--- start of Supplied records ---

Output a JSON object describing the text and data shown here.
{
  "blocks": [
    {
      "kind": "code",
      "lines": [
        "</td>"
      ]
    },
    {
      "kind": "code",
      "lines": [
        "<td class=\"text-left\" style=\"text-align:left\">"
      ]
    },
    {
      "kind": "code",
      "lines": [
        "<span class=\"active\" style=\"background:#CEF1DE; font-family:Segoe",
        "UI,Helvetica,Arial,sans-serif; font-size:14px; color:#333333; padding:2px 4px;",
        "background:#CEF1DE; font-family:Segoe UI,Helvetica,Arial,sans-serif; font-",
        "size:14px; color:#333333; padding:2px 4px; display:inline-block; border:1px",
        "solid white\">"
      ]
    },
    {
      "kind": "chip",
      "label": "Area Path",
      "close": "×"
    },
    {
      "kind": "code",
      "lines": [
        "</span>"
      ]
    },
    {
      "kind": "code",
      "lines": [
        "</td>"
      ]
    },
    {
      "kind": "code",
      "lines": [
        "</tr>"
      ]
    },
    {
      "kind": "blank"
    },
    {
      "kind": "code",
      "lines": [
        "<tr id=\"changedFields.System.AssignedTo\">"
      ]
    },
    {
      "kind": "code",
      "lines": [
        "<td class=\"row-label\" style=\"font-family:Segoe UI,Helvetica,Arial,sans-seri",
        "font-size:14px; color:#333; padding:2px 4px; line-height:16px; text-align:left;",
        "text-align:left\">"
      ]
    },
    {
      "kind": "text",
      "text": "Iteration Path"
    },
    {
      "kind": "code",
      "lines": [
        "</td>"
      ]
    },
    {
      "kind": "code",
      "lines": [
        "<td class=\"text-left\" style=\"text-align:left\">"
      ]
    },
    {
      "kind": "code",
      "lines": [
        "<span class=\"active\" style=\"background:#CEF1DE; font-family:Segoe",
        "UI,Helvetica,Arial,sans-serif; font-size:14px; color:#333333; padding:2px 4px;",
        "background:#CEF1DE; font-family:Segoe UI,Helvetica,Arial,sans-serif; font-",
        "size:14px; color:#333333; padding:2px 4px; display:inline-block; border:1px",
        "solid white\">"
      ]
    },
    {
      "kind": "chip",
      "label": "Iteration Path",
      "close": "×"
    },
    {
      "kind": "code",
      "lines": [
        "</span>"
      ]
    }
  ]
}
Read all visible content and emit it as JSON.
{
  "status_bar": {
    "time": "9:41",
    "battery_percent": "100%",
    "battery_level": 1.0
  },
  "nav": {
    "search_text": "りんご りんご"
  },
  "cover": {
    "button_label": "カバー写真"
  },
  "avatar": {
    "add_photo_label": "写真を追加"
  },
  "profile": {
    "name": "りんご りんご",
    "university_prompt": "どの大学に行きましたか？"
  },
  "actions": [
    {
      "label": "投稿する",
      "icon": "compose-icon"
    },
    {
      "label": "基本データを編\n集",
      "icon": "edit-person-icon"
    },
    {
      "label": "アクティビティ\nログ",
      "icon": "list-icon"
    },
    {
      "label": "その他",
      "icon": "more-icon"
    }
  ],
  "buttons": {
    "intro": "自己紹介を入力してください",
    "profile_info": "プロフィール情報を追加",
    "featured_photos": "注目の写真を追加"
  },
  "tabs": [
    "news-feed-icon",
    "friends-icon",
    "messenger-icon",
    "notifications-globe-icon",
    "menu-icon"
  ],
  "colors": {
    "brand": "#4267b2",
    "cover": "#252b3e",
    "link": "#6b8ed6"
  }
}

--- end of Supplied records ---

Exercise directions:
Restate all of the entries exactly, please.

Response to the task:
Output a JSON object describing the text and data shown here.
{
  "blocks": [
    {
      "kind": "code",
      "lines": [
        "</td>"
      ]
    },
    {
      "kind": "code",
      "lines": [
        "<td class=\"text-left\" style=\"text-align:left\">"
      ]
    },
    {
      "kind": "code",
      "lines": [
        "<span class=\"active\" style=\"background:#CEF1DE; font-family:Segoe",
        "UI,Helvetica,Arial,sans-serif; font-size:14px; color:#333333; padding:2px 4px;",
        "background:#CEF1DE; font-family:Segoe UI,Helvetica,Arial,sans-serif; font-",
        "size:14px; color:#333333; padding:2px 4px; display:inline-block; border:1px",
        "solid white\">"
      ]
    },
    {
      "kind": "chip",
      "label": "Area Path",
      "close": "×"
    },
    {
      "kind": "code",
      "lines": [
        "</span>"
      ]
    },
    {
      "kind": "code",
      "lines": [
        "</td>"
      ]
    },
    {
      "kind": "code",
      "lines": [
        "</tr>"
      ]
    },
    {
      "kind": "blank"
    },
    {
      "kind": "code",
      "lines": [
        "<tr id=\"changedFields.System.AssignedTo\">"
      ]
    },
    {
      "kind": "code",
      "lines": [
        "<td class=\"row-label\" style=\"font-family:Segoe UI,Helvetica,Arial,sans-seri",
        "font-size:14px; color:#333; padding:2px 4px; line-height:16px; text-align:left;",
        "text-align:left\">"
      ]
    },
    {
      "kind": "text",
      "text": "Iteration Path"
    },
    {
      "kind": "code",
      "lines": [
        "</td>"
      ]
    },
    {
      "kind": "code",
      "lines": [
        "<td class=\"text-left\" style=\"text-align:left\">"
      ]
    },
    {
      "kind": "code",
      "lines": [
        "<span class=\"active\" style=\"background:#CEF1DE; font-family:Segoe",
        "UI,Helvetica,Arial,sans-serif; font-size:14px; color:#333333; padding:2px 4px;",
        "background:#CEF1DE; font-family:Segoe UI,Helvetica,Arial,sans-serif; font-",
        "size:14px; color:#333333; padding:2px 4px; display:inline-block; border:1px",
        "solid white\">"
      ]
    },
    {
      "kind": "chip",
      "label": "Iteration Path",
      "close": "×"
    },
    {
      "kind": "code",
      "lines": [
        "</span>"
      ]
    }
  ]
}
Read all visible content and emit it as JSON.
{
  "status_bar": {
    "time": "9:41",
    "battery_percent": "100%",
    "battery_level": 1.0
  },
  "nav": {
    "search_text": "りんご りんご"
  },
  "cover": {
    "button_label": "カバー写真"
  },
  "avatar": {
    "add_photo_label": "写真を追加"
  },
  "profile": {
    "name": "りんご りんご",
    "university_prompt": "どの大学に行きましたか？"
  },
  "actions": [
    {
      "label": "投稿する",
      "icon": "compose-icon"
    },
    {
      "label": "基本データを編\n集",
      "icon": "edit-person-icon"
    },
    {
      "label": "アクティビティ\nログ",
      "icon": "list-icon"
    },
    {
      "label": "その他",
      "icon": "more-icon"
    }
  ],
  "buttons": {
    "intro": "自己紹介を入力してください",
    "profile_info": "プロフィール情報を追加",
    "featured_photos": "注目の写真を追加"
  },
  "tabs": [
    "news-feed-icon",
    "friends-icon",
    "messenger-icon",
    "notifications-globe-icon",
    "menu-icon"
  ],
  "colors": {
    "brand": "#4267b2",
    "cover": "#252b3e",
    "link": "#6b8ed6"
  }
}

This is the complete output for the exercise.